Du 21 au 21 octobre, TEMEDT a organisé, au palais de la Culture Ahmadou Hampathé Ba, un atelier d’information et de sensibilisation à l’intention des organisations de la société civile et de défense des droits humains. La cérémonie était président par le président du TEMEDT, M. Ibrahim Ag Idbaltanat.
Après le mot de bienvenu du président, le coordinateur du projet, Mohamed Ag Akeratane, a présenté TEMEDT. Il a rappelé que l’association TEMEDT a vu le jour le 12 août 2006 à Ménaka, suite au forum de la communauté noire Kel Tamasheq. Elle s’est fixée comme objectif la consolidation de la paix, le développement, la promotion et la protection des droits humains. TEMEDT compte plus de 29 0000 adhérents.
Malgré la non reconnaissance de l’esclavage par nos autorités, les actions de TEMEDT sur le terrain prouvent toujours le contraire par la libération des esclaves ou en aidant ceux-ci à faire appel à la justice. Le cas Iddar Ag Ogazide que TEMEDT est le plus éloquent. Il a expliqué aux participants à l’atelier ses conditions de vie chez son maître. Il vit présentement en homme libre à Gao.
Nous vous proposons son témoignage sur sa vie d’esclavage et sa fuite.
«Je m’appelle Iddar Ag Ogazide né vers 1973 à Tinahamma, cercle d’Ansongo, région de Gao. Mon père et ma mère ont divorcé alors qu’on était assez jeunes, mes frères et moi au nombre de 7 (2 filles et 5 garçons).

PARTIES DE L'EXERCICE:
(a) Dans l'article sur TEMEDT, dans quelle localité l'association a-t-elle vu le jour ?
(b) Reproduisez, s'il vous plaît, le passage de l'article sur TEMEDT allant de « Du 21 au 21 » jusqu'à « Ibrahim Ag Idbaltanat. ».
(c) Reprenez l'article sur TEMEDT là où il s'arrête et poursuivez-le.

LISTE:

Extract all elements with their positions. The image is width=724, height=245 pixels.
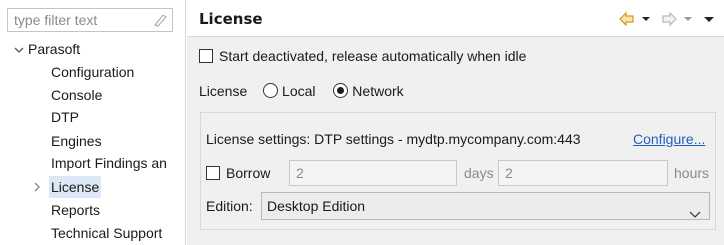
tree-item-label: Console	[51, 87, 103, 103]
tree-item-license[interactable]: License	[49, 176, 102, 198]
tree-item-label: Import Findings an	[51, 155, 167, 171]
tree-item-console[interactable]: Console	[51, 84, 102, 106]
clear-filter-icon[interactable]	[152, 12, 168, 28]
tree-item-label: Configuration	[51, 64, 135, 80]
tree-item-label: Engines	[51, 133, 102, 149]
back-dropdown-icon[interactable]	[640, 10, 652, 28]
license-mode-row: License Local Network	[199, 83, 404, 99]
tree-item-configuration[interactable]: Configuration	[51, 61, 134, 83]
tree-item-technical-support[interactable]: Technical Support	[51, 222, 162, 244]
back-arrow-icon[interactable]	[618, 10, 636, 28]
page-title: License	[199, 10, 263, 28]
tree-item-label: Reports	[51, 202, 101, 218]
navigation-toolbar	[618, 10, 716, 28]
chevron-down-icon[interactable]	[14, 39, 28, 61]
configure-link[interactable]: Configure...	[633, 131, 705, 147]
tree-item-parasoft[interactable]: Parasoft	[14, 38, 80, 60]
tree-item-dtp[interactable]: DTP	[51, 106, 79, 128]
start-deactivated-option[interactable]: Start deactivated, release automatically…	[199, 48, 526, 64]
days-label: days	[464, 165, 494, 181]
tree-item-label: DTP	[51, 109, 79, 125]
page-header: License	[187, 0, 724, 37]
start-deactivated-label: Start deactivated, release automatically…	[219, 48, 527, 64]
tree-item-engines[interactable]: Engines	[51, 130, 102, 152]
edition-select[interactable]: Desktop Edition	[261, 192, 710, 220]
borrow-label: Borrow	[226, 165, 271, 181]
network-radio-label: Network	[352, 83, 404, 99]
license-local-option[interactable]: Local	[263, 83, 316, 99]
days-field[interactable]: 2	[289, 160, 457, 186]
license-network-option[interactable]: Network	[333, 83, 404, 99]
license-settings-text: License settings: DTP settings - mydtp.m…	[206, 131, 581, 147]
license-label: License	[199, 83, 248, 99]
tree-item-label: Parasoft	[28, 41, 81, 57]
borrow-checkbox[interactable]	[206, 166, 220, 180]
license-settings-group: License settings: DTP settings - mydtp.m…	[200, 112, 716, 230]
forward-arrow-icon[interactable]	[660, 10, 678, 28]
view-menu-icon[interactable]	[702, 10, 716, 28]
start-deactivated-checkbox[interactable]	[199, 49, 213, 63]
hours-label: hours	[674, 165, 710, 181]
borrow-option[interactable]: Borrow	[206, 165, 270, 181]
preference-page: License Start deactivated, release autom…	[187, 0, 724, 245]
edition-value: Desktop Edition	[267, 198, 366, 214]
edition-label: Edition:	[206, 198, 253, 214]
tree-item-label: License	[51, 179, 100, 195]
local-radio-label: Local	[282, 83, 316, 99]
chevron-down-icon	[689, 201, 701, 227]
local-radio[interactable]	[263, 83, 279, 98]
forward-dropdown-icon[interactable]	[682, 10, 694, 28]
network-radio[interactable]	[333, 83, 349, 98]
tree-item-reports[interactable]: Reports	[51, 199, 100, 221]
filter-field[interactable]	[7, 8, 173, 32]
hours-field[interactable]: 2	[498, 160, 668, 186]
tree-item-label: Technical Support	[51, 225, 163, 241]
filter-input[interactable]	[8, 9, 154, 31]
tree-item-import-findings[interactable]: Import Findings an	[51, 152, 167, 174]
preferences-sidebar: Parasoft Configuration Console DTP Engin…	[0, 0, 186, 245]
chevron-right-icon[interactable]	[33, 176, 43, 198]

RÉSULTATS FINAUX:
(a) À Ménaka.

(b)
Du 21 au 21 octobre, TEMEDT a organisé, au palais de la Culture Ahmadou Hampathé Ba, un atelier d’information et de sensibilisation à l’intention des organisations de la société civile et de défense des droits humains. La cérémonie était président par le président du TEMEDT, M. Ibrahim Ag Idbaltanat.

(c)
Notre sœur qui est l’aînée a été vite mariée à un certain Alitny qui réside actuellement à Tigherissene, commune de Djebok. Notre famille, du moins moi et mes frères, sommes par la naissance esclaves de Monsieur Erzaghi Ag Baye, chef de la fraction Imididagane et chef du site de Intakabarte de la commune de Anchawaj. C’est notre mère qui a appartenu à Erzaghi, et de ce fait il nous a hérités après la mort de ma maman en 2000.
Aucun de nous n’est jamais allé à l’école et on nous disait que notre nombre était pris en compte chaque année dans le patrimoine des maîtres pour le paiement de la dîme ou taxe religieuse annuelle sur le revenu, comme pour les autres biens que possède le maître.
Nous avons toujours résidé au service de notre maître Erzaghi et de ses enfants et cela sans aucune forme de rémunération ; il n’en a jamais été question. Trois de nos frères ont réussi à s’échapper: Deux (2) sont partis à Famallé au Niger et le troisième est allé en Algérie.
Localement les personnes d’origine servile considèrent Famallé du Niger comme une localité libératrice et la majorité de ceux qui fuient les conditions serviles s’y retrouvent. C’est ainsi que mon père y réside depuis longtemps, ce qui a facilité l’intégration de mes deux frères.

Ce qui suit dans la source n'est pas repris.